* **Activity 1**
In the rate limiting documentation below, what status does the API return when a token goes over its rate limit?
* **Activity 2**
Using the rate limiting documentation below, rewrite the paragraph beginning "Per-token rate limiting protects the API" as a short bulleted list that keeps its main facts.
* **Activity 3**
Write a continuation of the rate limiting documentation below, starting after its last sentence.

* **Text segment**
━━━━━━━━━━━━━━━━━━━━━━━━━━━━━━

API Docs

Rate Limiting

Per-token rate limiting protects the API from abuse and ensures fair usage across all consumers. Each API token has configurable rate limits that control how many requests can be made within a given time window.

Default Limits

100

100 requests per 1 hour per token

This is the default limit applied to all new tokens. Limits are configurable per-token from the dashboard at /dashboard/tokens.

Window Formats

Rate limit windows are expressed as a number followed by a time unit suffix. The following formats are supported:

Supported Formats

NsSecondse.g. 30s
NmMinutese.g. 15m
NhHourse.g. 1h
NdDayse.g. 24h

Examples: 1h (1 hour), 15m (15 minutes), 24h (24 hours), 30s (30 seconds).

Response Headers

Every OCR response includes rate limit headers so your application can track usage in real time.

Rate Limit Headers

X-RateLimit-LimitMaximum requests allowed in the current window
X-RateLimit-RemainingRequests remaining in the current window
X-RateLimit-ResetISO 8601 timestamp when the window resets
Example Response Headershttp
HTTP/1.1 200 OK
Content-Type: application/json
X-RateLimit-Limit: 100
X-RateLimit-Remaining: 87
X-RateLimit-Reset: 2026-04-05T15:00:00.000Z

{
  "success": true,
  "data": {
    "documentType": "sa-id-smart-front",
    "surname": "NKOSI",
    "names": "THABO MICHAEL",
    "idNumber": "9201015800086",
    ...
  }
}

When Rate Limited

When your token exceeds its rate limit, the API responds with HTTP 429 Too Many Requests and includes a Retry-After header indicating how many seconds to wait before retrying.

━━━━━━━━━━━━━━━━━━━━━━━━━━━━━━

* **Records shown**
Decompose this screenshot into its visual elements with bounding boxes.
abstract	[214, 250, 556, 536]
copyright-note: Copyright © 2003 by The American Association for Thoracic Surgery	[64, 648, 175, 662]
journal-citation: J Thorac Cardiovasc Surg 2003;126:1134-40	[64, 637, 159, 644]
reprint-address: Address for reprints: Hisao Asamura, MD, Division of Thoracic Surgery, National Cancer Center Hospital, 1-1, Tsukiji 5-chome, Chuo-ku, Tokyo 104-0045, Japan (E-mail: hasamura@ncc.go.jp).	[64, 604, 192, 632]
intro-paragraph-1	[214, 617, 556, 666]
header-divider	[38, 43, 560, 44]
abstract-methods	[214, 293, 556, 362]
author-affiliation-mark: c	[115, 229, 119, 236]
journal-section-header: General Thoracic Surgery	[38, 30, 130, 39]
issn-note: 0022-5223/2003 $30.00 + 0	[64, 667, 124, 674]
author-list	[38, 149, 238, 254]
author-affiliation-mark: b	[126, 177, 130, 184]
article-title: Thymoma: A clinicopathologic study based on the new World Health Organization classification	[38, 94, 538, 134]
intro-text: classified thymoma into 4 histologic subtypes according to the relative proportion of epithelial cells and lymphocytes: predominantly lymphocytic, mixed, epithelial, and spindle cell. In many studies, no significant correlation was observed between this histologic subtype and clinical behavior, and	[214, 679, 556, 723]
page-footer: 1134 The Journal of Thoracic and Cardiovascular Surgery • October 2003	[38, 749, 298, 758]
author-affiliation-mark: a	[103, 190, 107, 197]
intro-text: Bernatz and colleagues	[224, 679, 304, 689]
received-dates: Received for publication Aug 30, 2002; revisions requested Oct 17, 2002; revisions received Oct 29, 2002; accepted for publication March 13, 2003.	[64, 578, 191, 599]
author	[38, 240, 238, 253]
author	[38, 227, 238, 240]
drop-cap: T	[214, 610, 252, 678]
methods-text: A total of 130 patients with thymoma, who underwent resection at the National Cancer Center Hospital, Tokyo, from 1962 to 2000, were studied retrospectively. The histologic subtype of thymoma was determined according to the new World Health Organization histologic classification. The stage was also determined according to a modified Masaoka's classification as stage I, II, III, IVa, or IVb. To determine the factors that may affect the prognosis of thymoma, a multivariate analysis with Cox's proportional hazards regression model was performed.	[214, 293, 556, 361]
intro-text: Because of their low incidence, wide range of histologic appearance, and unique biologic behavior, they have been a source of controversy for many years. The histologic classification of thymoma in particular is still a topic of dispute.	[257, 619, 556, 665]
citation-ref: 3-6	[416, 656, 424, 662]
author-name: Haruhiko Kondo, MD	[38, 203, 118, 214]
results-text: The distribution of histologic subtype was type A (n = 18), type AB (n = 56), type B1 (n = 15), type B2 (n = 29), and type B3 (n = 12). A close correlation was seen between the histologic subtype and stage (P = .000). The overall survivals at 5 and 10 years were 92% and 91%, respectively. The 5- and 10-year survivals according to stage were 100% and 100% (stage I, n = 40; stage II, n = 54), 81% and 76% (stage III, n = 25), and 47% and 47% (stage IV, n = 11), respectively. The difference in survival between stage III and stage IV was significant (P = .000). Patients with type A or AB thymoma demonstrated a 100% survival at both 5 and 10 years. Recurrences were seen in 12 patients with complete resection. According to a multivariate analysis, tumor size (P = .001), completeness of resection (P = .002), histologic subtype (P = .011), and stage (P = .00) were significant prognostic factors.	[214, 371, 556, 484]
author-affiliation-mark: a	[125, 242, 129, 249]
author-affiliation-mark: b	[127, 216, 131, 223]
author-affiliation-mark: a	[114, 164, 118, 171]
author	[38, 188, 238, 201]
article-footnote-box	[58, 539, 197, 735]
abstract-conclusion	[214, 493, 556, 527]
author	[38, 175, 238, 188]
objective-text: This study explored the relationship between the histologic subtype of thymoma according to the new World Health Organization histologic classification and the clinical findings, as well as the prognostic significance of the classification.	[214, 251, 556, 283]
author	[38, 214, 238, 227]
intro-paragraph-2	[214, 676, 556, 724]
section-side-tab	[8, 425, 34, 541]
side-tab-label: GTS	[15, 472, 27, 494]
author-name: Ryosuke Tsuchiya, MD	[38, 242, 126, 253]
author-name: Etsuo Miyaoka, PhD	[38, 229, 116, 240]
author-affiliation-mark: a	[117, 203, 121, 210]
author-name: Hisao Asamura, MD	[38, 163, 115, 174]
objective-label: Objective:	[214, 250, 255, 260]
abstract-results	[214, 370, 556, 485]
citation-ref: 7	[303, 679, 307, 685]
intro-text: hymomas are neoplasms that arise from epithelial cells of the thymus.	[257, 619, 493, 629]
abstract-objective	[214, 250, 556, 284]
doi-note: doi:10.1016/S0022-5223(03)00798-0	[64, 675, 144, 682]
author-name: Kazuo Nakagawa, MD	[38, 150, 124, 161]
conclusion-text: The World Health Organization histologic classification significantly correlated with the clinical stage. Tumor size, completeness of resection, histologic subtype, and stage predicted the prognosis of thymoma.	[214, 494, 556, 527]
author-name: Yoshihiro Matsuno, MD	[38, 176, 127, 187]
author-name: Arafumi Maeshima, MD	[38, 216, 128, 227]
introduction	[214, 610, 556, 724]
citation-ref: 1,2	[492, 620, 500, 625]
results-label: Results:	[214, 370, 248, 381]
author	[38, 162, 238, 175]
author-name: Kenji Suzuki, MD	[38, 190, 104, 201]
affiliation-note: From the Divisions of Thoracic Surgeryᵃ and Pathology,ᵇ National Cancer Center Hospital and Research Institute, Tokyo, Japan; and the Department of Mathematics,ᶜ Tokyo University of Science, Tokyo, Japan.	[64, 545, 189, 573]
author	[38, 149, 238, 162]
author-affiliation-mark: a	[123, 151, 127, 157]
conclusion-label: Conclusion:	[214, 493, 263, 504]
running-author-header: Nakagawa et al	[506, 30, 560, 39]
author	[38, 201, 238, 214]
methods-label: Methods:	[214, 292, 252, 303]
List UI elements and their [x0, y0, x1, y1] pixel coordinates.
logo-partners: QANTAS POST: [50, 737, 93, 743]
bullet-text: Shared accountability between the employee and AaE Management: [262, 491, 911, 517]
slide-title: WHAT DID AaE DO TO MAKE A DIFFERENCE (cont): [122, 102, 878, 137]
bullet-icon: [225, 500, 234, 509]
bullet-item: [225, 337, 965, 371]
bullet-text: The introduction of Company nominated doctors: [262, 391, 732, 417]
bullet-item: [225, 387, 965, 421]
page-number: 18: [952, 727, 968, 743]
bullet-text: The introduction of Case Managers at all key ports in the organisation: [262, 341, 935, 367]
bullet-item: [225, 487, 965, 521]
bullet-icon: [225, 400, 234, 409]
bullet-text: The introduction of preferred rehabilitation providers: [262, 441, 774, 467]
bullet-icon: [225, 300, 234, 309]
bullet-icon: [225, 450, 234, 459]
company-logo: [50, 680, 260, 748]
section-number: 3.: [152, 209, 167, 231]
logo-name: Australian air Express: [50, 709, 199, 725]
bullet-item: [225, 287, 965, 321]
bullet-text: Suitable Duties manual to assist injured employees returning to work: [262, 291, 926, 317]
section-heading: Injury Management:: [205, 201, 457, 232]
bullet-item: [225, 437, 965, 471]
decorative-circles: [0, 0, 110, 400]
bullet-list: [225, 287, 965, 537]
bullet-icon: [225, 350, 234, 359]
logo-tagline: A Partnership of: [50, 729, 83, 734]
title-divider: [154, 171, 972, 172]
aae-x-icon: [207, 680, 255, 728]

━━━━━━━━━━━━━━━━━━━━━━━━━━━━━━

* **Answer space 1**
HTTP 429 Too Many Requests.

* **Answer space 2**
- Per-token rate limiting guards the API against abuse and keeps usage fair for all consumers.
- Every API token has its own configurable rate limits.
- These limits set how many requests can be made within a given time window.

* **Answer space 3**
429

Error code: RATE_LIMITED

The Retry-After header tells you how many seconds to wait.

429 Rate Limited Responsehttp
HTTP/1.1 429 Too Many Requests
Content-Type: application/json
Retry-After: 60
X-RateLimit-Limit: 100
X-RateLimit-Remaining: 0
X-RateLimit-Reset: 2026-04-05T15:00:00.000Z

{
  "success": false,
  "error": {
    "code": "RATE_LIMITED",
    "message": "Too many requests"
  }
}

Best Practices

1

Check remaining requests

Monitor the X-RateLimit-Remaining header before sending requests to avoid hitting the limit.

2

Implement exponential backoff

When you receive a 429 response, wait and retry with increasing delays (e.g. 1s, 2s, 4s, 8s).

3

Cache OCR results client-side

Store extracted data locally to avoid rescanning the same document multiple times.

4

Use separate tokens per project

Each token has its own independent rate limit. Isolate projects with dedicated tokens.

5

Request a higher limit

If your use case requires more throughput, raise the limit on a per-token basis from the dashboard at /dashboard/tokens.